Challenge: Reproduce each record below exactly as written.

»»

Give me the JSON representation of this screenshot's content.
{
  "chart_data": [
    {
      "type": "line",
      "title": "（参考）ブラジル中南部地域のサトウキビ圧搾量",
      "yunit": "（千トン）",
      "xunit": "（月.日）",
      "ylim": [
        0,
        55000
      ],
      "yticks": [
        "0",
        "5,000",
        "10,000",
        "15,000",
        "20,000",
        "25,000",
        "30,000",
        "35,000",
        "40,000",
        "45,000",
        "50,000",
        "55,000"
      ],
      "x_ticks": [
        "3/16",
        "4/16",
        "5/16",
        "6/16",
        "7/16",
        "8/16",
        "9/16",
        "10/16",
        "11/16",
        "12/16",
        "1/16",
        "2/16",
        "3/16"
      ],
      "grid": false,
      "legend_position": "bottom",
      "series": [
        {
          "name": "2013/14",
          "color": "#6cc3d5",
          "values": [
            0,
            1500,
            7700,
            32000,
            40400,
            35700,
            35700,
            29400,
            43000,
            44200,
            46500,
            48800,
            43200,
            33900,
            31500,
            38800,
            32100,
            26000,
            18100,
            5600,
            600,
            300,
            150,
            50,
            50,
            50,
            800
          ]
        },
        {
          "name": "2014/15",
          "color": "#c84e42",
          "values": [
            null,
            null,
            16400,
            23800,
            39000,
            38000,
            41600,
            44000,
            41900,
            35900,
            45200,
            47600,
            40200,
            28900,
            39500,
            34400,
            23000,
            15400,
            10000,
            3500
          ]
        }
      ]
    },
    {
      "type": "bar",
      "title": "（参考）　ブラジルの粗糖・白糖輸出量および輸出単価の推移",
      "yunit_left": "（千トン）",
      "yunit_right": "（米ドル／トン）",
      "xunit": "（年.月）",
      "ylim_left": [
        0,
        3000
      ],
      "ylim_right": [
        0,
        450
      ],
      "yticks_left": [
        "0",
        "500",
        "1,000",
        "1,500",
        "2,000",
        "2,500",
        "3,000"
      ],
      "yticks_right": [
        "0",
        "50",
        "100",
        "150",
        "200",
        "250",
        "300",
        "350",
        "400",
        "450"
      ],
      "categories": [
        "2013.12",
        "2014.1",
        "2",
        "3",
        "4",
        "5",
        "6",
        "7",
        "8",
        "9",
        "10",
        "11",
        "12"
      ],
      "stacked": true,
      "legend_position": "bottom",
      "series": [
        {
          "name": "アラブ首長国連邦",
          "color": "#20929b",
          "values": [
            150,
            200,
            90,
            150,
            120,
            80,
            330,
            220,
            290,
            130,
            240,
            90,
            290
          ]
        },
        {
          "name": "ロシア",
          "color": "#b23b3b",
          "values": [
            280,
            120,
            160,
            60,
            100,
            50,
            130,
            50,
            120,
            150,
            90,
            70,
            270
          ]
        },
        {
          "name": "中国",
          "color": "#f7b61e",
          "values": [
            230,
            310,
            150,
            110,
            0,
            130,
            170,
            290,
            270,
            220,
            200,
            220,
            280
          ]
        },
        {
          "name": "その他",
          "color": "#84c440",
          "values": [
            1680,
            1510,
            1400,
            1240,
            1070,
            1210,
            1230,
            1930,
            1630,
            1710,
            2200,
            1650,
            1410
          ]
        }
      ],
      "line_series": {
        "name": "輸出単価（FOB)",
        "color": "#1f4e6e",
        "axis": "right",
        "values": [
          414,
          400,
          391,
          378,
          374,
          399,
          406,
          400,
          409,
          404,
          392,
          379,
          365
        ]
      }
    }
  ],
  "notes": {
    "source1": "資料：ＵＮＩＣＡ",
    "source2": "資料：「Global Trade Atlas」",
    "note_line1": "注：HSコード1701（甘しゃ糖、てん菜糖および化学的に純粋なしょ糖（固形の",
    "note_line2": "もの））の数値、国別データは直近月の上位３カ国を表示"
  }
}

««

Solution to this exercise:
Give me the JSON representation of this screenshot's content.
{
  "chart_data": [
    {
      "type": "line",
      "title": "（参考）ブラジル中南部地域のサトウキビ圧搾量",
      "yunit": "（千トン）",
      "xunit": "（月.日）",
      "ylim": [
        0,
        55000
      ],
      "yticks": [
        "0",
        "5,000",
        "10,000",
        "15,000",
        "20,000",
        "25,000",
        "30,000",
        "35,000",
        "40,000",
        "45,000",
        "50,000",
        "55,000"
      ],
      "x_ticks": [
        "3/16",
        "4/16",
        "5/16",
        "6/16",
        "7/16",
        "8/16",
        "9/16",
        "10/16",
        "11/16",
        "12/16",
        "1/16",
        "2/16",
        "3/16"
      ],
      "grid": false,
      "legend_position": "bottom",
      "series": [
        {
          "name": "2013/14",
          "color": "#6cc3d5",
          "values": [
            0,
            1500,
            7700,
            32000,
            40400,
            35700,
            35700,
            29400,
            43000,
            44200,
            46500,
            48800,
            43200,
            33900,
            31500,
            38800,
            32100,
            26000,
            18100,
            5600,
            600,
            300,
            150,
            50,
            50,
            50,
            800
          ]
        },
        {
          "name": "2014/15",
          "color": "#c84e42",
          "values": [
            null,
            null,
            16400,
            23800,
            39000,
            38000,
            41600,
            44000,
            41900,
            35900,
            45200,
            47600,
            40200,
            28900,
            39500,
            34400,
            23000,
            15400,
            10000,
            3500
          ]
        }
      ]
    },
    {
      "type": "bar",
      "title": "（参考）　ブラジルの粗糖・白糖輸出量および輸出単価の推移",
      "yunit_left": "（千トン）",
      "yunit_right": "（米ドル／トン）",
      "xunit": "（年.月）",
      "ylim_left": [
        0,
        3000
      ],
      "ylim_right": [
        0,
        450
      ],
      "yticks_left": [
        "0",
        "500",
        "1,000",
        "1,500",
        "2,000",
        "2,500",
        "3,000"
      ],
      "yticks_right": [
        "0",
        "50",
        "100",
        "150",
        "200",
        "250",
        "300",
        "350",
        "400",
        "450"
      ],
      "categories": [
        "2013.12",
        "2014.1",
        "2",
        "3",
        "4",
        "5",
        "6",
        "7",
        "8",
        "9",
        "10",
        "11",
        "12"
      ],
      "stacked": true,
      "legend_position": "bottom",
      "series": [
        {
          "name": "アラブ首長国連邦",
          "color": "#20929b",
          "values": [
            150,
            200,
            90,
            150,
            120,
            80,
            330,
            220,
            290,
            130,
            240,
            90,
            290
          ]
        },
        {
          "name": "ロシア",
          "color": "#b23b3b",
          "values": [
            280,
            120,
            160,
            60,
            100,
            50,
            130,
            50,
            120,
            150,
            90,
            70,
            270
          ]
        },
        {
          "name": "中国",
          "color": "#f7b61e",
          "values": [
            230,
            310,
            150,
            110,
            0,
            130,
            170,
            290,
            270,
            220,
            200,
            220,
            280
          ]
        },
        {
          "name": "その他",
          "color": "#84c440",
          "values": [
            1680,
            1510,
            1400,
            1240,
            1070,
            1210,
            1230,
            1930,
            1630,
            1710,
            2200,
            1650,
            1410
          ]
        }
      ],
      "line_series": {
        "name": "輸出単価（FOB)",
        "color": "#1f4e6e",
        "axis": "right",
        "values": [
          414,
          400,
          391,
          378,
          374,
          399,
          406,
          400,
          409,
          404,
          392,
          379,
          365
        ]
      }
    }
  ],
  "notes": {
    "source1": "資料：ＵＮＩＣＡ",
    "source2": "資料：「Global Trade Atlas」",
    "note_line1": "注：HSコード1701（甘しゃ糖、てん菜糖および化学的に純粋なしょ糖（固形の",
    "note_line2": "もの））の数値、国別データは直近月の上位３カ国を表示"
  }
}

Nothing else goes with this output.